[Stored data entries]
[start]
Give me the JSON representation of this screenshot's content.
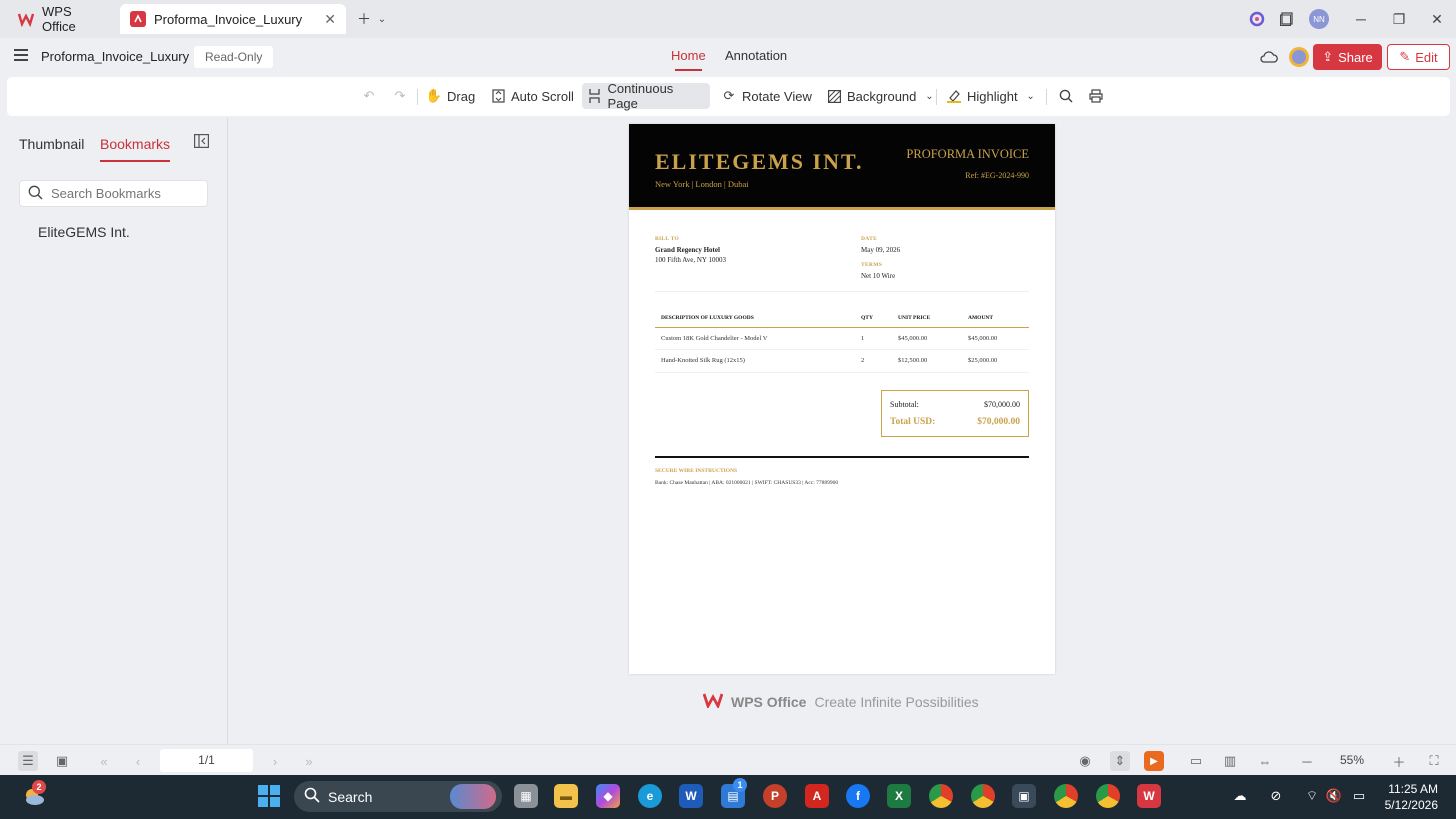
{
  "tabs": {
    "wps_office": "WPS Office",
    "document": "Proforma_Invoice_Luxury"
  },
  "header": {
    "doc_title": "Proforma_Invoice_Luxury",
    "readonly": "Read-Only",
    "tab_home": "Home",
    "tab_annotation": "Annotation",
    "share": "Share",
    "edit": "Edit",
    "avatar_initials": "NN"
  },
  "toolbar": {
    "drag": "Drag",
    "auto_scroll": "Auto Scroll",
    "continuous_page": "Continuous Page",
    "rotate_view": "Rotate View",
    "background": "Background",
    "highlight": "Highlight"
  },
  "panel": {
    "thumbnail": "Thumbnail",
    "bookmarks": "Bookmarks",
    "search_placeholder": "Search Bookmarks",
    "bookmark_item": "EliteGEMS Int."
  },
  "invoice": {
    "company": "ELITEGEMS INT.",
    "locations": "New York | London | Dubai",
    "title": "PROFORMA INVOICE",
    "ref": "Ref: #EG-2024-990",
    "bill_to_label": "BILL TO",
    "bill_to_name": "Grand Regency Hotel",
    "bill_to_address": "100 Fifth Ave, NY 10003",
    "date_label": "DATE",
    "date_value": "May 09, 2026",
    "terms_label": "TERMS",
    "terms_value": "Net 10 Wire",
    "columns": [
      "DESCRIPTION OF LUXURY GOODS",
      "QTY",
      "UNIT PRICE",
      "AMOUNT"
    ],
    "rows": [
      [
        "Custom 18K Gold Chandelier - Model V",
        "1",
        "$45,000.00",
        "$45,000.00"
      ],
      [
        "Hand-Knotted Silk Rug (12x15)",
        "2",
        "$12,500.00",
        "$25,000.00"
      ]
    ],
    "subtotal_label": "Subtotal:",
    "subtotal_value": "$70,000.00",
    "total_label": "Total USD:",
    "total_value": "$70,000.00",
    "wire_label": "SECURE WIRE INSTRUCTIONS",
    "wire_value": "Bank: Chase Manhattan | ABA: 021000021 | SWIFT: CHASUS33 | Acc: 77889900"
  },
  "brand": {
    "name": "WPS Office",
    "tagline": "Create Infinite Possibilities"
  },
  "status": {
    "page": "1/1",
    "zoom": "55%"
  },
  "taskbar": {
    "search": "Search",
    "time": "11:25 AM",
    "date": "5/12/2026",
    "weather_badge": "2",
    "store_badge": "1"
  },
  "colors": {
    "accent_red": "#d73741",
    "gold": "#c9a24a",
    "header_black": "#040404"
  }
}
[end]
TASK: Leave images out of the retyped records; keep all else exact.

CORRECT RESULT:
Give me the JSON representation of this screenshot's content.
{
  "tabs": {
    "wps_office": "WPS Office",
    "document": "Proforma_Invoice_Luxury"
  },
  "header": {
    "doc_title": "Proforma_Invoice_Luxury",
    "readonly": "Read-Only",
    "tab_home": "Home",
    "tab_annotation": "Annotation",
    "share": "Share",
    "edit": "Edit",
    "avatar_initials": "NN"
  },
  "toolbar": {
    "drag": "Drag",
    "auto_scroll": "Auto Scroll",
    "continuous_page": "Continuous Page",
    "rotate_view": "Rotate View",
    "background": "Background",
    "highlight": "Highlight"
  },
  "panel": {
    "thumbnail": "Thumbnail",
    "bookmarks": "Bookmarks",
    "search_placeholder": "Search Bookmarks",
    "bookmark_item": "EliteGEMS Int."
  },
  "invoice": {
    "company": "ELITEGEMS INT.",
    "locations": "New York | London | Dubai",
    "title": "PROFORMA INVOICE",
    "ref": "Ref: #EG-2024-990",
    "bill_to_label": "BILL TO",
    "bill_to_name": "Grand Regency Hotel",
    "bill_to_address": "100 Fifth Ave, NY 10003",
    "date_label": "DATE",
    "date_value": "May 09, 2026",
    "terms_label": "TERMS",
    "terms_value": "Net 10 Wire",
    "columns": [
      "DESCRIPTION OF LUXURY GOODS",
      "QTY",
      "UNIT PRICE",
      "AMOUNT"
    ],
    "rows": [
      [
        "Custom 18K Gold Chandelier - Model V",
        "1",
        "$45,000.00",
        "$45,000.00"
      ],
      [
        "Hand-Knotted Silk Rug (12x15)",
        "2",
        "$12,500.00",
        "$25,000.00"
      ]
    ],
    "subtotal_label": "Subtotal:",
    "subtotal_value": "$70,000.00",
    "total_label": "Total USD:",
    "total_value": "$70,000.00",
    "wire_label": "SECURE WIRE INSTRUCTIONS",
    "wire_value": "Bank: Chase Manhattan | ABA: 021000021 | SWIFT: CHASUS33 | Acc: 77889900"
  },
  "brand": {
    "name": "WPS Office",
    "tagline": "Create Infinite Possibilities"
  },
  "status": {
    "page": "1/1",
    "zoom": "55%"
  },
  "taskbar": {
    "search": "Search",
    "time": "11:25 AM",
    "date": "5/12/2026",
    "weather_badge": "2",
    "store_badge": "1"
  },
  "colors": {
    "accent_red": "#d73741",
    "gold": "#c9a24a",
    "header_black": "#040404"
  }
}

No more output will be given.